» Directions: Write out each of the lines below without any changes.

— begin Supplied material —

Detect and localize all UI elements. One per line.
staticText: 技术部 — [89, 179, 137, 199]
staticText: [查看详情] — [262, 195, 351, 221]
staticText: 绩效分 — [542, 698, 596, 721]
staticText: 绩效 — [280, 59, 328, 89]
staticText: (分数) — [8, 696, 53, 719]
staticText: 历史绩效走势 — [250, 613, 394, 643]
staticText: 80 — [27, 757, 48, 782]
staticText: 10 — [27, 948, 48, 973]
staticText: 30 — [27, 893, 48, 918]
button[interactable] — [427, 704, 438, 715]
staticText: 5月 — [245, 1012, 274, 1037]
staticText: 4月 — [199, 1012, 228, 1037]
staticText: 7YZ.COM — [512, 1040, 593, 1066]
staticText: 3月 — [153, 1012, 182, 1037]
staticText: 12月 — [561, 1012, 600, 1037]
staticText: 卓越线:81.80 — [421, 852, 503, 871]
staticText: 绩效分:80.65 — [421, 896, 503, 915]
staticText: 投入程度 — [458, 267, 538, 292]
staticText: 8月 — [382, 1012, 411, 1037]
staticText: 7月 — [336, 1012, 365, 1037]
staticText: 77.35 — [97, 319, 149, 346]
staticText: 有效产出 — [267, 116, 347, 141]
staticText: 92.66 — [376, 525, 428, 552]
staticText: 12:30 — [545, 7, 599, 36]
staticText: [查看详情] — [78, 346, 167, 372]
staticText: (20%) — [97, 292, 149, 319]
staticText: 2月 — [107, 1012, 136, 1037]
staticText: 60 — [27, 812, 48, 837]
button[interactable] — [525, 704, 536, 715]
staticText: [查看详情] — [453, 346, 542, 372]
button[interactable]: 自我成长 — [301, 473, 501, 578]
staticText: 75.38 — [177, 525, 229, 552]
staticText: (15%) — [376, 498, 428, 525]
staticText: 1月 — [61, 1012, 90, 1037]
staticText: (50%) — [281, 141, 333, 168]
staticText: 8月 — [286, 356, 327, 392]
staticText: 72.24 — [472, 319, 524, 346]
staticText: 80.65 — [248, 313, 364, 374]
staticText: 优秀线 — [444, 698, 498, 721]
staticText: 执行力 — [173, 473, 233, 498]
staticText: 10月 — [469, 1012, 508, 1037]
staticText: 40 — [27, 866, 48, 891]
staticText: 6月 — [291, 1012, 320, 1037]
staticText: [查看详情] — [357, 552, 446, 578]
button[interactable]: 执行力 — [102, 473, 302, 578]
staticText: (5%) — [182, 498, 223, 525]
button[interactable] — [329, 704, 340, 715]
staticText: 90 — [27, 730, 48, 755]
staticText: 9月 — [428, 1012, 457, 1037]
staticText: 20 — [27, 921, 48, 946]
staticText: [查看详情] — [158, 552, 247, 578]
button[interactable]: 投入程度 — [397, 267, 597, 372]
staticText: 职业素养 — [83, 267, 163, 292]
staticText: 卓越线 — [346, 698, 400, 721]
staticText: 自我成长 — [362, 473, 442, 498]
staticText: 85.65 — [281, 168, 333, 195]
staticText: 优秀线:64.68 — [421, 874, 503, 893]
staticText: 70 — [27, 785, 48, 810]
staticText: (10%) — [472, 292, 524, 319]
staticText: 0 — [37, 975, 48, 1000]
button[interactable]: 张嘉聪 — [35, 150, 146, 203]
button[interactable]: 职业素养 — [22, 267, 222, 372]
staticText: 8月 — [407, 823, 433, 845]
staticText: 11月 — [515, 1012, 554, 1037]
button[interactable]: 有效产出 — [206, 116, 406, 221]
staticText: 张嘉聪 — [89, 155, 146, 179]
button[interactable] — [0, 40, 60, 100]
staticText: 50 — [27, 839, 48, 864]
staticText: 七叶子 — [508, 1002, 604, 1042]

— end Supplied material —

» Task output:
Detect and localize all UI elements. One per line.
staticText: 技术部 — [89, 179, 137, 199]
staticText: [查看详情] — [262, 195, 351, 221]
staticText: 绩效分 — [542, 698, 596, 721]
staticText: 绩效 — [280, 59, 328, 89]
staticText: (分数) — [8, 696, 53, 719]
staticText: 历史绩效走势 — [250, 613, 394, 643]
staticText: 80 — [27, 757, 48, 782]
staticText: 10 — [27, 948, 48, 973]
staticText: 30 — [27, 893, 48, 918]
button[interactable] — [427, 704, 438, 715]
staticText: 5月 — [245, 1012, 274, 1037]
staticText: 4月 — [199, 1012, 228, 1037]
staticText: 7YZ.COM — [512, 1040, 593, 1066]
staticText: 3月 — [153, 1012, 182, 1037]
staticText: 12月 — [561, 1012, 600, 1037]
staticText: 卓越线:81.80 — [421, 852, 503, 871]
staticText: 绩效分:80.65 — [421, 896, 503, 915]
staticText: 投入程度 — [458, 267, 538, 292]
staticText: 8月 — [382, 1012, 411, 1037]
staticText: 7月 — [336, 1012, 365, 1037]
staticText: 77.35 — [97, 319, 149, 346]
staticText: 有效产出 — [267, 116, 347, 141]
staticText: 92.66 — [376, 525, 428, 552]
staticText: 12:30 — [545, 7, 599, 36]
staticText: [查看详情] — [78, 346, 167, 372]
staticText: (20%) — [97, 292, 149, 319]
staticText: 2月 — [107, 1012, 136, 1037]
staticText: 60 — [27, 812, 48, 837]
button[interactable] — [525, 704, 536, 715]
staticText: [查看详情] — [453, 346, 542, 372]
button[interactable]: 自我成长 — [301, 473, 501, 578]
staticText: 75.38 — [177, 525, 229, 552]
staticText: (15%) — [376, 498, 428, 525]
staticText: 1月 — [61, 1012, 90, 1037]
staticText: (50%) — [281, 141, 333, 168]
staticText: 8月 — [286, 356, 327, 392]
staticText: 72.24 — [472, 319, 524, 346]
staticText: 80.65 — [248, 313, 364, 374]
staticText: 优秀线 — [444, 698, 498, 721]
staticText: 执行力 — [173, 473, 233, 498]
staticText: 10月 — [469, 1012, 508, 1037]
staticText: 40 — [27, 866, 48, 891]
staticText: 6月 — [291, 1012, 320, 1037]
staticText: [查看详情] — [357, 552, 446, 578]
button[interactable]: 执行力 — [102, 473, 302, 578]
staticText: (5%) — [182, 498, 223, 525]
button[interactable] — [329, 704, 340, 715]
staticText: 90 — [27, 730, 48, 755]
staticText: 9月 — [428, 1012, 457, 1037]
staticText: 20 — [27, 921, 48, 946]
staticText: [查看详情] — [158, 552, 247, 578]
button[interactable]: 投入程度 — [397, 267, 597, 372]
staticText: 职业素养 — [83, 267, 163, 292]
staticText: 卓越线 — [346, 698, 400, 721]
staticText: 自我成长 — [362, 473, 442, 498]
staticText: 85.65 — [281, 168, 333, 195]
staticText: 优秀线:64.68 — [421, 874, 503, 893]
staticText: 70 — [27, 785, 48, 810]
staticText: (10%) — [472, 292, 524, 319]
staticText: 0 — [37, 975, 48, 1000]
button[interactable]: 张嘉聪 — [35, 150, 146, 203]
button[interactable]: 职业素养 — [22, 267, 222, 372]
staticText: 8月 — [407, 823, 433, 845]
staticText: 11月 — [515, 1012, 554, 1037]
button[interactable]: 有效产出 — [206, 116, 406, 221]
staticText: 张嘉聪 — [89, 155, 146, 179]
button[interactable] — [0, 40, 60, 100]
staticText: 50 — [27, 839, 48, 864]
staticText: 七叶子 — [508, 1002, 604, 1042]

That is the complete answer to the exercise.